== Task statement ==
Return all lines in the material below that contain "Douille".

[Source records]
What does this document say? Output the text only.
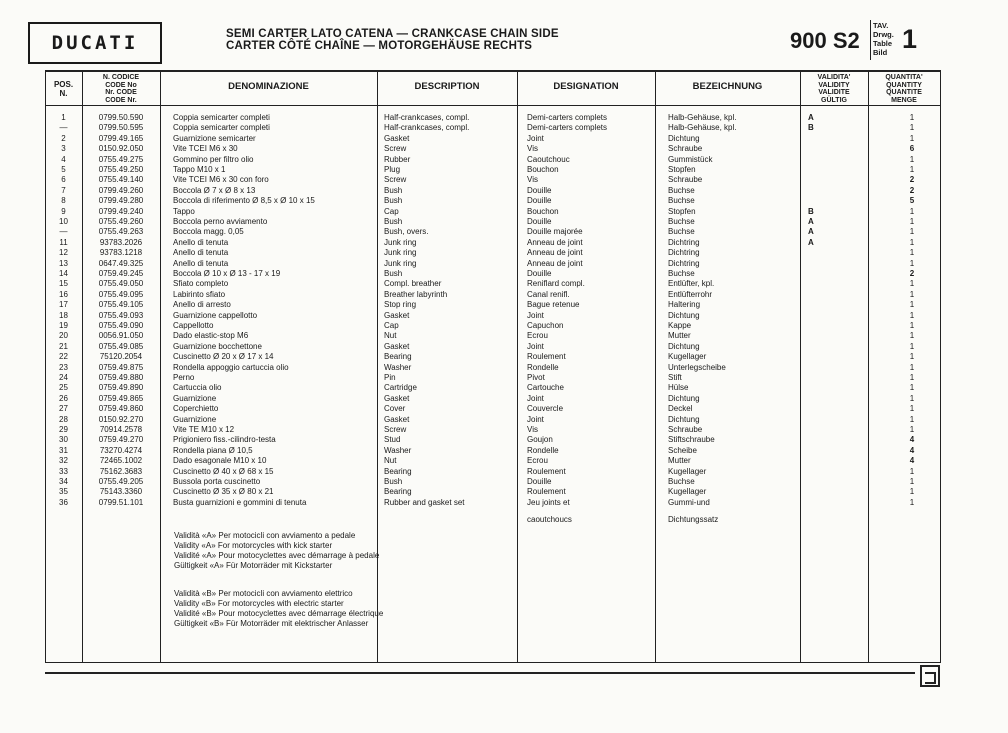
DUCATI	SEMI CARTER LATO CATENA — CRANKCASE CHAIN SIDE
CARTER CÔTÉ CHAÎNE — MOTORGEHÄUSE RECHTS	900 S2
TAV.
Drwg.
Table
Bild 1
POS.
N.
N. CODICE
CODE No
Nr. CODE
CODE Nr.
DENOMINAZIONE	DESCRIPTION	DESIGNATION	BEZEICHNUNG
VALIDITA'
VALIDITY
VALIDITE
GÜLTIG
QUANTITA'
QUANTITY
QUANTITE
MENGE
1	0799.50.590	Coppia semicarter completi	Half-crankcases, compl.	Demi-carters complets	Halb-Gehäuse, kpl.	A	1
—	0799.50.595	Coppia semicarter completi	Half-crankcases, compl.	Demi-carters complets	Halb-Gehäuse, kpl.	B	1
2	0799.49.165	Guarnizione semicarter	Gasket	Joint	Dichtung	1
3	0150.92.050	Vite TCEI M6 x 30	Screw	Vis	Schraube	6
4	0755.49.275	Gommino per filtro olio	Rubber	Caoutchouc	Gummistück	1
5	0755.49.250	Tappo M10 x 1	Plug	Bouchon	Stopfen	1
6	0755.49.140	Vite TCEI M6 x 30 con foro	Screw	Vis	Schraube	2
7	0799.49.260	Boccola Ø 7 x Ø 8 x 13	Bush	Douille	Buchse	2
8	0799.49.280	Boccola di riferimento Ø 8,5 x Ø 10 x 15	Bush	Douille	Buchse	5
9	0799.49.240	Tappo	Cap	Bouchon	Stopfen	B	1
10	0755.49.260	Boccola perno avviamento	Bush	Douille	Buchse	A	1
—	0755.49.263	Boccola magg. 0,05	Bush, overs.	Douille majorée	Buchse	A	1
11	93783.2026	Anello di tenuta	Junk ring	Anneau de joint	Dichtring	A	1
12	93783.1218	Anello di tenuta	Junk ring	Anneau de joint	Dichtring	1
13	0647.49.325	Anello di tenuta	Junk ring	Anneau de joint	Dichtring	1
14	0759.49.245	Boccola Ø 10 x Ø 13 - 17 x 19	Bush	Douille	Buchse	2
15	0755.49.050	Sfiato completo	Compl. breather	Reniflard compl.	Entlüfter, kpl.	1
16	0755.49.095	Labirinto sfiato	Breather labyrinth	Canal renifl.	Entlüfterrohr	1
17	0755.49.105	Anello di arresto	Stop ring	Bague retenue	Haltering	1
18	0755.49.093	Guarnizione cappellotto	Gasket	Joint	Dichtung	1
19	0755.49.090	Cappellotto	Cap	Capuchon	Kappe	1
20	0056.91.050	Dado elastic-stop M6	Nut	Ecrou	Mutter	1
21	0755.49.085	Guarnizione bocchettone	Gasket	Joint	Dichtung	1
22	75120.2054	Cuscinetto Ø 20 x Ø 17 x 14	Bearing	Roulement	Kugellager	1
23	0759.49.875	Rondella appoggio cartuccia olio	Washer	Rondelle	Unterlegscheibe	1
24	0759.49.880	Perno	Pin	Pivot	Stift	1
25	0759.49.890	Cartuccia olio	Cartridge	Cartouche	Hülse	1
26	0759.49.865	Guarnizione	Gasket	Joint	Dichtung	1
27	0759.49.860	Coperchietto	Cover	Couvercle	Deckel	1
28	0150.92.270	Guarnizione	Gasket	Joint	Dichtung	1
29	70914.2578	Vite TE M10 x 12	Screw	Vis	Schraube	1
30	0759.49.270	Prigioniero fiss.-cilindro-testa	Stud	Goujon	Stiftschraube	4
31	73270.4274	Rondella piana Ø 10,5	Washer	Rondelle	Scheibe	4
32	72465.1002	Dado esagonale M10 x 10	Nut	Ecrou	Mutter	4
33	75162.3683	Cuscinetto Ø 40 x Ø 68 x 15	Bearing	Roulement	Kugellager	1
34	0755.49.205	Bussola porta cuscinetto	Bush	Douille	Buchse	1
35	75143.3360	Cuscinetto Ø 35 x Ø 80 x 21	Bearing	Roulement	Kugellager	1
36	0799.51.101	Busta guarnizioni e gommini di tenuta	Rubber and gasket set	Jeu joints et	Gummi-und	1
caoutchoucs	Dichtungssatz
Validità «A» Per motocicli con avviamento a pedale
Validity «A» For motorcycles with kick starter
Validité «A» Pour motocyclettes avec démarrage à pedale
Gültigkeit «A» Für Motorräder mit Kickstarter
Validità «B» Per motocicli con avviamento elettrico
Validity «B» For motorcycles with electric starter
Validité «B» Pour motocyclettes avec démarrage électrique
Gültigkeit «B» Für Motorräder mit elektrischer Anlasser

...

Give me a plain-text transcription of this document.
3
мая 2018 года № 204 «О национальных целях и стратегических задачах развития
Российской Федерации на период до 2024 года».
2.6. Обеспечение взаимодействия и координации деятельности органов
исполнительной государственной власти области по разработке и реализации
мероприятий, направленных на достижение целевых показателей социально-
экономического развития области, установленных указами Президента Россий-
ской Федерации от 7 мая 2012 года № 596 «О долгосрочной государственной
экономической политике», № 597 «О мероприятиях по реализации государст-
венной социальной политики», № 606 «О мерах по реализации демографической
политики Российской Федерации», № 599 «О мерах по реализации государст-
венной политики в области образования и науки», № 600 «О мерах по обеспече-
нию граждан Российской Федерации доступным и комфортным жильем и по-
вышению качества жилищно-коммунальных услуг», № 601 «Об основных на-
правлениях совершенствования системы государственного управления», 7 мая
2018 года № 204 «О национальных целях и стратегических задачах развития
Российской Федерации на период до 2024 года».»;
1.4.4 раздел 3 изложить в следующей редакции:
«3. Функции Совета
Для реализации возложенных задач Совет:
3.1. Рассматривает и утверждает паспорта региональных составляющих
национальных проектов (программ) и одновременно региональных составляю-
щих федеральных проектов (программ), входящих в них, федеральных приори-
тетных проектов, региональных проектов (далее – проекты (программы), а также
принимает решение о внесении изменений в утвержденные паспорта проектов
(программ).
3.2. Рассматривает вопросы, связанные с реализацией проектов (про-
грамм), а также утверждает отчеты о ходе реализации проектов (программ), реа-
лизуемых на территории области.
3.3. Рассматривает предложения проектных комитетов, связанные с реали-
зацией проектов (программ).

== Exercise solution ==
7	0799.49.260	Boccola Ø 7 x Ø 8 x 13	Bush	Douille	Buchse	2
8	0799.49.280	Boccola di riferimento Ø 8,5 x Ø 10 x 15	Bush	Douille	Buchse	5
10	0755.49.260	Boccola perno avviamento	Bush	Douille	Buchse	A	1
—	0755.49.263	Boccola magg. 0,05	Bush, overs.	Douille majorée	Buchse	A	1
14	0759.49.245	Boccola Ø 10 x Ø 13 - 17 x 19	Bush	Douille	Buchse	2
34	0755.49.205	Bussola porta cuscinetto	Bush	Douille	Buchse	1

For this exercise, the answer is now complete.